• _Collected data entries_:
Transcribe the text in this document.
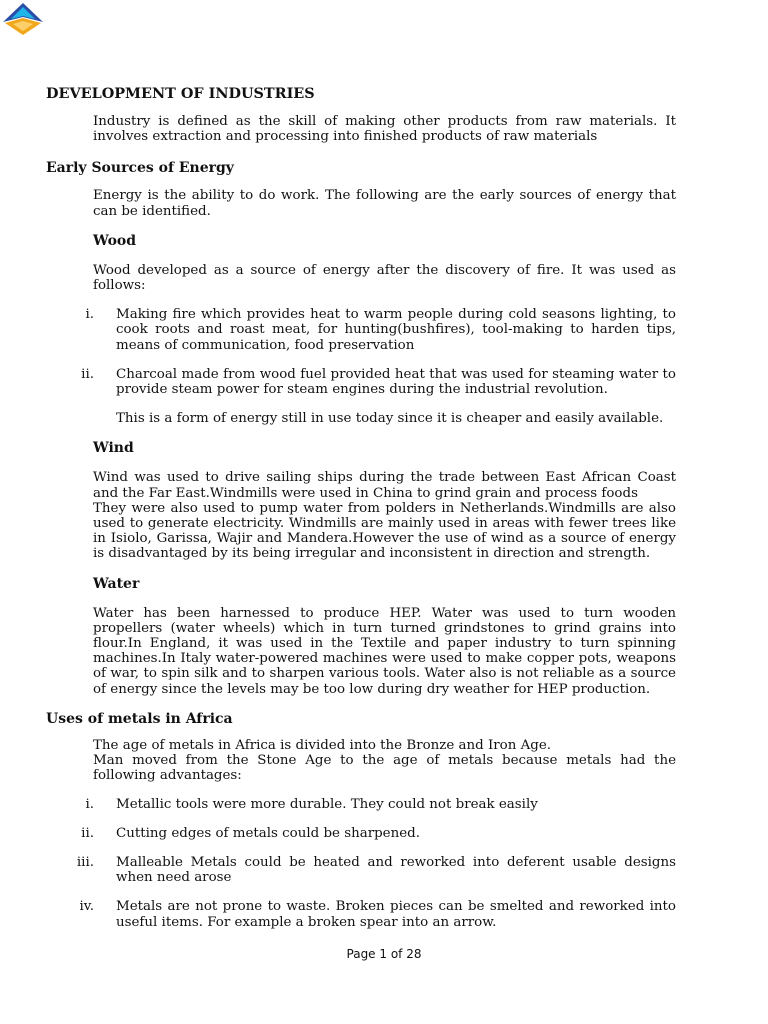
DEVELOPMENT OF INDUSTRIES

Industry is defined as the skill of making other products from raw materials. It involves extraction and processing into finished products of raw materials

Early Sources of Energy

Energy is the ability to do work. The following are the early sources of energy that can be identified.

Wood

Wood developed as a source of energy after the discovery of fire. It was used as follows:

i. Making fire which provides heat to warm people during cold seasons lighting, to cook roots and roast meat, for hunting(bushfires), tool-making to harden tips, means of communication, food preservation

ii. Charcoal made from wood fuel provided heat that was used for steaming water to provide steam power for steam engines during the industrial revolution.

This is a form of energy still in use today since it is cheaper and easily available.

Wind

Wind was used to drive sailing ships during the trade between East African Coast and the Far East.Windmills were used in China to grind grain and process foods

They were also used to pump water from polders in Netherlands.Windmills are also used to generate electricity. Windmills are mainly used in areas with fewer trees like in Isiolo, Garissa, Wajir and Mandera.However the use of wind as a source of energy is disadvantaged by its being irregular and inconsistent in direction and strength.

Water

Water has been harnessed to produce HEP. Water was used to turn wooden propellers (water wheels) which in turn turned grindstones to grind grains into flour.In England, it was used in the Textile and paper industry to turn spinning machines.In Italy water-powered machines were used to make copper pots, weapons of war, to spin silk and to sharpen various tools. Water also is not reliable as a source of energy since the levels may be too low during dry weather for HEP production.

Uses of metals in Africa

The age of metals in Africa is divided into the Bronze and Iron Age.

Man moved from the Stone Age to the age of metals because metals had the following advantages:

i. Metallic tools were more durable. They could not break easily

ii. Cutting edges of metals could be sharpened.

iii. Malleable Metals could be heated and reworked into deferent usable designs when need arose

iv. Metals are not prone to waste. Broken pieces can be smelted and reworked into useful items. For example a broken spear into an arrow.

Page 1 of 28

• _Job_: Check each line above for the word "grind" and say how many have it, with nothing else.

• _Exercise response_: 2